> **Extrahierter Text**:
Liebe X.
es ist jetzt fast ein Jahr her, daß ich Dich verlassen habe. Der Grund waren nicht die fehlenden Gefühle, ich liebte Dich wie vor Jahr und Tag. Die Gründe waren vielfältig, wir taten uns nicht mehr gut. Du tatest mir nicht gut. Ich tat Dir nicht gut.
Dein Selbstbewusstsein war weg. Deine Eifersucht war riesig. Du hast mich emotional erpresst. Vielleicht unwissentlich, ich weiß es nicht.
Das ist nun ein Jahr her. Ich hatte Zeit, über vieles nachzudenken. Du fielst zuerst in ein Loch und scheinst Dein Leben jetzt wieder auf der Reihe zu haben. Je besser es Dir geht, desto schlechter geht es mir. Ich weiß nicht, ob das alles von Dir nur Fassade ist. Ob diese Fassade bröckelt, wenn ich mich Dir wieder annähern würde. Oh, ich würde mich Dir so gerne wieder annähern, sind meine Gefühle für Dich doch niemals gestorben.
Kann ich das überhaupt? Darf ich das überhaupt? Wirst Du es zulassen? Wenn ja, wie weit? Und: funktioniert es überhaupt?

> **Bereitgestellte Daten**:

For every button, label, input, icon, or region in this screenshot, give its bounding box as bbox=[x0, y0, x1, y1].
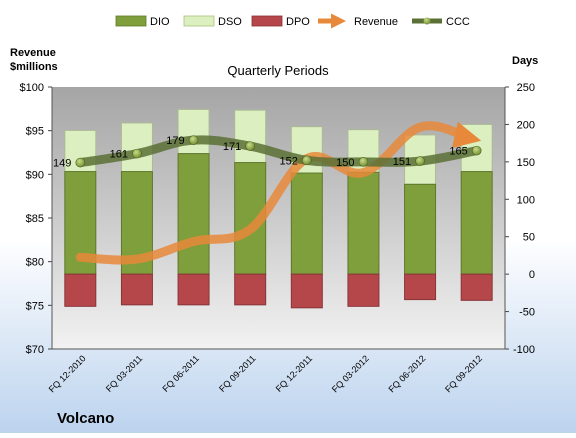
ccc-point bbox=[471, 145, 482, 156]
right-axis-tick-label: 250 bbox=[517, 82, 535, 94]
dio-bar bbox=[177, 153, 210, 275]
ccc-point bbox=[132, 148, 142, 159]
lines-layer bbox=[75, 121, 482, 265]
right-axis-tick-label: 50 bbox=[523, 232, 535, 244]
dpo-bar bbox=[404, 273, 437, 301]
legend-label-dso: DSO bbox=[218, 16, 242, 28]
chart-title: Quarterly Periods bbox=[227, 63, 329, 78]
right-axis-tick-label: -100 bbox=[513, 344, 535, 356]
dpo-bar bbox=[177, 273, 210, 306]
dio-bar bbox=[290, 172, 323, 275]
legend-swatch-dso bbox=[183, 15, 215, 27]
dpo-bar bbox=[290, 273, 323, 309]
revenue-line bbox=[75, 121, 482, 265]
left-axis-label-line1: Revenue bbox=[10, 47, 56, 59]
ccc-data-label: 179 bbox=[166, 135, 184, 147]
right-axis-tick-label: 100 bbox=[517, 194, 535, 206]
ccc-point bbox=[245, 141, 255, 151]
legend-label-dio: DIO bbox=[150, 16, 170, 28]
right-axis-tick-label: -50 bbox=[519, 307, 535, 319]
ccc-data-label: 152 bbox=[279, 155, 297, 167]
legend-label-ccc: CCC bbox=[446, 16, 470, 28]
dio-bar bbox=[347, 171, 380, 275]
left-axis-tick-label: $100 bbox=[20, 82, 44, 94]
right-axis-tick-label: 200 bbox=[517, 119, 535, 131]
dso-bar bbox=[234, 109, 267, 164]
ccc-data-label: 165 bbox=[449, 146, 467, 158]
company-name: Volcano bbox=[57, 410, 114, 427]
dpo-bar bbox=[347, 273, 380, 307]
left-axis-tick-label: $80 bbox=[26, 257, 44, 269]
left-axis-tick-label: $90 bbox=[26, 169, 44, 181]
ccc-data-label: 151 bbox=[393, 156, 411, 168]
dpo-bar bbox=[120, 273, 153, 306]
dio-bar bbox=[404, 183, 437, 275]
ccc-data-label: 149 bbox=[53, 158, 71, 170]
ccc-data-label: 161 bbox=[110, 149, 128, 161]
legend-swatch-dio bbox=[115, 15, 147, 27]
labels-layer: 149 161 179 171 152 150 151 165 bbox=[53, 135, 468, 169]
legend-label-revenue: Revenue bbox=[354, 16, 398, 28]
legend: DIO DSO DPO Revenue CCC bbox=[115, 13, 470, 29]
dpo-bar bbox=[234, 273, 267, 306]
left-axis-tick-label: $95 bbox=[26, 126, 44, 138]
left-axis-tick-label: $75 bbox=[26, 300, 44, 312]
left-axis-label-line2: $millions bbox=[10, 61, 58, 73]
legend-swatch-dpo bbox=[251, 15, 283, 27]
dpo-bar bbox=[64, 273, 97, 307]
dio-bar bbox=[460, 171, 493, 275]
ccc-data-label: 171 bbox=[223, 141, 241, 153]
dso-bar bbox=[177, 108, 210, 155]
ccc-point bbox=[415, 156, 425, 166]
ccc-point bbox=[302, 155, 312, 166]
ccc-data-label: 150 bbox=[336, 157, 354, 169]
ccc-point bbox=[75, 157, 86, 168]
left-axis-tick-label: $85 bbox=[26, 213, 44, 225]
bars-layer bbox=[64, 108, 493, 309]
right-axis-tick-label: 0 bbox=[529, 269, 535, 281]
legend-ccc-dot bbox=[423, 17, 431, 25]
right-axis-label: Days bbox=[512, 55, 538, 67]
dpo-bar bbox=[460, 273, 493, 301]
ccc-point bbox=[358, 157, 369, 167]
left-axis-tick-label: $70 bbox=[26, 344, 44, 356]
ccc-line bbox=[75, 135, 482, 168]
legend-label-dpo: DPO bbox=[286, 16, 310, 28]
ccc-point bbox=[188, 135, 199, 145]
right-axis-tick-label: 150 bbox=[517, 157, 535, 169]
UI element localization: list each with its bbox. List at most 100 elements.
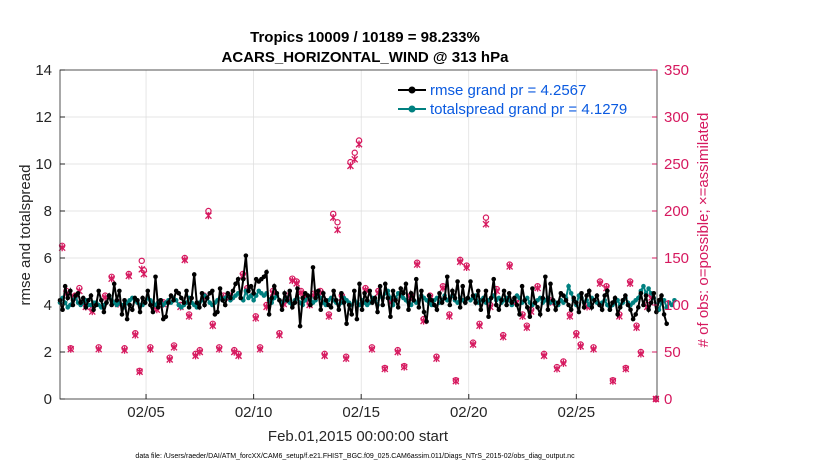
plot-frame [59, 69, 658, 400]
obs-assimilated-marker [293, 279, 301, 287]
obs-assimilated-marker [506, 262, 514, 271]
obs-assimilated-marker [355, 140, 363, 148]
rmse-point [181, 300, 187, 305]
obs-assimilated-marker [622, 365, 630, 373]
rmse-point [586, 288, 592, 294]
y-axis-label-right: # of obs: o=possible; ×=assimilated [695, 113, 712, 348]
obs-assimilated-marker [256, 345, 264, 353]
rmse-point [93, 302, 99, 308]
rmse-point [592, 298, 597, 303]
rmse-point [210, 288, 215, 294]
rmse-point [628, 307, 633, 313]
rmse-point [346, 302, 352, 308]
obs-assimilated-marker [215, 345, 223, 353]
x-tick-label: 02/05 [127, 404, 165, 421]
rmse-point [300, 295, 305, 301]
rmse-point [504, 302, 509, 308]
rmse-point [119, 312, 125, 317]
rmse-point [117, 288, 122, 294]
plot-area [60, 70, 657, 399]
obs-assimilated-marker [540, 352, 548, 360]
obs-possible-marker [138, 257, 145, 265]
rmse-point [271, 283, 277, 289]
rmse-point [393, 298, 398, 303]
chart-title-line1: Tropics 10009 / 10189 = 98.233% [250, 29, 480, 46]
rmse-point [382, 281, 388, 287]
rmse-point [579, 290, 584, 296]
rmse-point [269, 295, 274, 301]
rmse-point [155, 305, 161, 310]
obs-assimilated-marker [590, 345, 597, 353]
rmse-point [290, 305, 295, 310]
left-tick-label: 6 [44, 250, 52, 267]
rmse-point [385, 295, 391, 301]
obs-assimilated-marker [334, 226, 341, 234]
rmse-point [349, 312, 355, 317]
rmse-point [251, 290, 256, 296]
obs-assimilated-marker [288, 276, 296, 285]
x-tick-label: 02/15 [342, 404, 380, 421]
rmse-point [137, 309, 143, 315]
x-tick-label: 02/20 [450, 404, 488, 421]
rmse-point [599, 307, 605, 313]
rmse-point [194, 300, 200, 305]
rmse-point [617, 305, 623, 310]
totalspread-point [672, 298, 677, 303]
obs-assimilated-marker [559, 359, 567, 367]
legend: rmse grand pr = 4.2567 totalspread grand… [398, 82, 627, 118]
rmse-point [163, 314, 169, 320]
obs-possible-marker [482, 214, 490, 221]
obs-assimilated-marker [566, 312, 574, 320]
rmse-point [375, 309, 380, 315]
totalspread-point [646, 286, 651, 291]
rmse-point [646, 307, 651, 313]
rmse-point [584, 293, 589, 298]
rmse-point [179, 295, 184, 301]
rmse-point [341, 300, 347, 305]
rmse-point [313, 295, 318, 301]
rmse-point [413, 276, 419, 282]
rmse-point [651, 290, 657, 296]
obs-assimilated-marker [633, 323, 641, 332]
obs-assimilated-marker [325, 312, 333, 320]
x-tick-label: 02/25 [558, 404, 596, 421]
obs-assimilated-marker [456, 258, 464, 266]
rmse-point [222, 302, 228, 308]
obs-assimilated-marker [95, 345, 103, 353]
rmse-point [261, 274, 267, 280]
rmse-point [248, 283, 254, 289]
rmse-point [470, 293, 476, 298]
totalspread-point [251, 298, 256, 303]
rmse-point [488, 295, 494, 301]
obs-assimilated-marker [609, 377, 617, 385]
footnote: data file: /Users/raeder/DAI/ATM_forcXX/… [135, 453, 575, 460]
obs-assimilated-marker [204, 212, 212, 220]
obs-assimilated-marker [413, 260, 421, 269]
rmse-point [62, 283, 68, 289]
rmse-point [220, 298, 225, 303]
rmse-point [568, 307, 574, 313]
rmse-point [555, 300, 561, 305]
rmse-point [571, 295, 577, 301]
rmse-point [297, 323, 303, 329]
rmse-point [264, 269, 269, 275]
rmse-point [111, 281, 117, 287]
rmse-point [88, 293, 94, 298]
rmse-point [550, 298, 556, 303]
legend-spread-marker [408, 105, 416, 113]
rmse-point [545, 307, 551, 313]
chart-title-line2: ACARS_HORIZONTAL_WIND @ 313 hPa [222, 49, 510, 66]
rmse-point [68, 288, 73, 294]
obs-assimilated-marker [121, 346, 129, 354]
rmse-point [478, 307, 484, 313]
rmse-point [217, 286, 223, 291]
rmse-point [158, 298, 163, 303]
rmse-point [323, 298, 329, 303]
rmse-point [235, 276, 241, 282]
obs-assimilated-marker [131, 331, 139, 339]
left-tick-label: 2 [44, 344, 52, 361]
rmse-point [602, 293, 608, 298]
rmse-point [380, 302, 386, 308]
rmse-point [501, 288, 507, 294]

> **Schriftliche Aufgabe 1**: Führe alle Sätze des Briefs auf, die mit einem Fragezeichen enden.
> **Schriftliche Aufgabe 2**: Dupliziere wortgetreu den Abschnitt des Briefs, der mit den Worten um „Das ist nun“ einsetzt und mit „funktioniert es überhaupt?“ schließt.
Grundlage ist ausschließlich der Text.

> **Vollständige Antwort 1**:
- Kann ich das überhaupt?
- Darf ich das überhaupt?
- Wirst Du es zulassen?
- Wenn ja, wie weit?
- Und: funktioniert es überhaupt?

> **Vollständige Antwort 2**:
Das ist nun ein Jahr her. Ich hatte Zeit, über vieles nachzudenken. Du fielst zuerst in ein Loch und scheinst Dein Leben jetzt wieder auf der Reihe zu haben. Je besser es Dir geht, desto schlechter geht es mir. Ich weiß nicht, ob das alles von Dir nur Fassade ist. Ob diese Fassade bröckelt, wenn ich mich Dir wieder annähern würde. Oh, ich würde mich Dir so gerne wieder annähern, sind meine Gefühle für Dich doch niemals gestorben.
Kann ich das überhaupt? Darf ich das überhaupt? Wirst Du es zulassen? Wenn ja, wie weit? Und: funktioniert es überhaupt?